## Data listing
★ ★ ★ ★
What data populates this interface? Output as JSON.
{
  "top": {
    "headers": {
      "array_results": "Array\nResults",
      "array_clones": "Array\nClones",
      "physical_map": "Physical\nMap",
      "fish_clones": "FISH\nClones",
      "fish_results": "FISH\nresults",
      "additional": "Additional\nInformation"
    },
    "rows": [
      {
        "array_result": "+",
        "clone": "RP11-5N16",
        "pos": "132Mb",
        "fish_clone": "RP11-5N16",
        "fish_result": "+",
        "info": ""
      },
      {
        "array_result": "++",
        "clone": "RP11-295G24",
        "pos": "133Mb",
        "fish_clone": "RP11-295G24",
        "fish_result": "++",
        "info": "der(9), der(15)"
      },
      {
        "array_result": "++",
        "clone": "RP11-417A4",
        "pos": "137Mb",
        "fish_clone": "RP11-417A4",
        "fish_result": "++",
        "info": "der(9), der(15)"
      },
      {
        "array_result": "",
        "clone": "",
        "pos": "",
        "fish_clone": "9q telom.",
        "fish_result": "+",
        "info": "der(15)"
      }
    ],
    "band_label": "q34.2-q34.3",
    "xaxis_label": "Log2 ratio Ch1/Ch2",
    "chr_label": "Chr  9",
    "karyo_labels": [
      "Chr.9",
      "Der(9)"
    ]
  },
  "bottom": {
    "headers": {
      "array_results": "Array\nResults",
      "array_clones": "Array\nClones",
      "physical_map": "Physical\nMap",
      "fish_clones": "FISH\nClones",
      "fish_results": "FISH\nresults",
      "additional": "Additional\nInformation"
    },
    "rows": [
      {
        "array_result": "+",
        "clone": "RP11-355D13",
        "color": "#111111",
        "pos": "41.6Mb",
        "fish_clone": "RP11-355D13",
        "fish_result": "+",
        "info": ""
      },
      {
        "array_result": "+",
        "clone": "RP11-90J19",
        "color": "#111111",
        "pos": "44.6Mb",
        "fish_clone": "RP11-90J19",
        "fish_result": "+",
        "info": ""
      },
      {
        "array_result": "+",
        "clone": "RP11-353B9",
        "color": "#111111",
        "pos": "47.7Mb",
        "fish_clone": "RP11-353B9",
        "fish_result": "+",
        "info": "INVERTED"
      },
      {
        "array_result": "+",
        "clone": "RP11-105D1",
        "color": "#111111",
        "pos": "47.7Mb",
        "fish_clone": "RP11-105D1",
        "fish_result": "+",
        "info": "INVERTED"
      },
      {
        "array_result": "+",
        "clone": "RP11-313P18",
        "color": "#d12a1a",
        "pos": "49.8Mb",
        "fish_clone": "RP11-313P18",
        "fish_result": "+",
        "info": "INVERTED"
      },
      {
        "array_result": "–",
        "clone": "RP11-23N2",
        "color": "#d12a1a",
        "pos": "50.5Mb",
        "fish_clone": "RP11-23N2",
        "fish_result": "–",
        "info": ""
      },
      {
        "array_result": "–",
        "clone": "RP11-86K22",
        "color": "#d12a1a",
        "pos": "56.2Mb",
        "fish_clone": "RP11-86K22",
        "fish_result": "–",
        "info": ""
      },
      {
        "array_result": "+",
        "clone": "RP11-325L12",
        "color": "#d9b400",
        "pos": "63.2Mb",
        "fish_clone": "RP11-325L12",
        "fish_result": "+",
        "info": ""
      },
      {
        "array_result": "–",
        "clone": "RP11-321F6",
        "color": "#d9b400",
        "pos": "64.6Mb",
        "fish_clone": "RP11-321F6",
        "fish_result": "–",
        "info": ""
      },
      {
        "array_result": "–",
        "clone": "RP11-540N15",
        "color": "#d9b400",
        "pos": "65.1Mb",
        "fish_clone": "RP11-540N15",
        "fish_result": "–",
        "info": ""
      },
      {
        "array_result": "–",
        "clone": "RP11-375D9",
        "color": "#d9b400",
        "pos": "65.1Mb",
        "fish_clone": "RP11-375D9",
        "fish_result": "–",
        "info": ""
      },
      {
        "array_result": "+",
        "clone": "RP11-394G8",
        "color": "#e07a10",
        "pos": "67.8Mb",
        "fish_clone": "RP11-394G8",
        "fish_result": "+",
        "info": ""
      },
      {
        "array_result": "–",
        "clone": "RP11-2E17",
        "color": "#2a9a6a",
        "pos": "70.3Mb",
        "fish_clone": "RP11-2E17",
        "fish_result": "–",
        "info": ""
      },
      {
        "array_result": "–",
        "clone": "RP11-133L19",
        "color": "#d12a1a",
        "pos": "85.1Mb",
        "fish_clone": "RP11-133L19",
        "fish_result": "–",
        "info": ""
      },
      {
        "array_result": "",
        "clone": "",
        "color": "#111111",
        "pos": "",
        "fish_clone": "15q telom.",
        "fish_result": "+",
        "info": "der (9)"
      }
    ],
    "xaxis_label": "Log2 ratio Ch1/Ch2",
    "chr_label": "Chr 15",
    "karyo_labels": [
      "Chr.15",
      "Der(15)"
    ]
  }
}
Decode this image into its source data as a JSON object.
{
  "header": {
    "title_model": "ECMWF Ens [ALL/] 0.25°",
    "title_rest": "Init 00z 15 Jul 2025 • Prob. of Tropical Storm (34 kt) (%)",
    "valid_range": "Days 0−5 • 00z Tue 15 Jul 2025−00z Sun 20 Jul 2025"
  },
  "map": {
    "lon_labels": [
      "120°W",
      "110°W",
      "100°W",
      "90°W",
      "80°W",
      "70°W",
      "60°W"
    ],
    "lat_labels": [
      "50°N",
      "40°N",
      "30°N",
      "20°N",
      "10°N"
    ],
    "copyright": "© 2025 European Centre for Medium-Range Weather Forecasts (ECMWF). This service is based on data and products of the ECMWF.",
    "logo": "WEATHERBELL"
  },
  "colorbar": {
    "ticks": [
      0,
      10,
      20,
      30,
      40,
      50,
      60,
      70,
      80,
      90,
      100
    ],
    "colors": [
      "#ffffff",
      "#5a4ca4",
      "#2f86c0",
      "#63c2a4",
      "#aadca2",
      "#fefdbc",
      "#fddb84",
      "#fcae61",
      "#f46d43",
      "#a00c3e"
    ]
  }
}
★ ★ ★ ★
## WHAT IS ASKED
Give only the number of lines that include the word "ECMWF".

## ANSWER TO THIS EXERCISE
2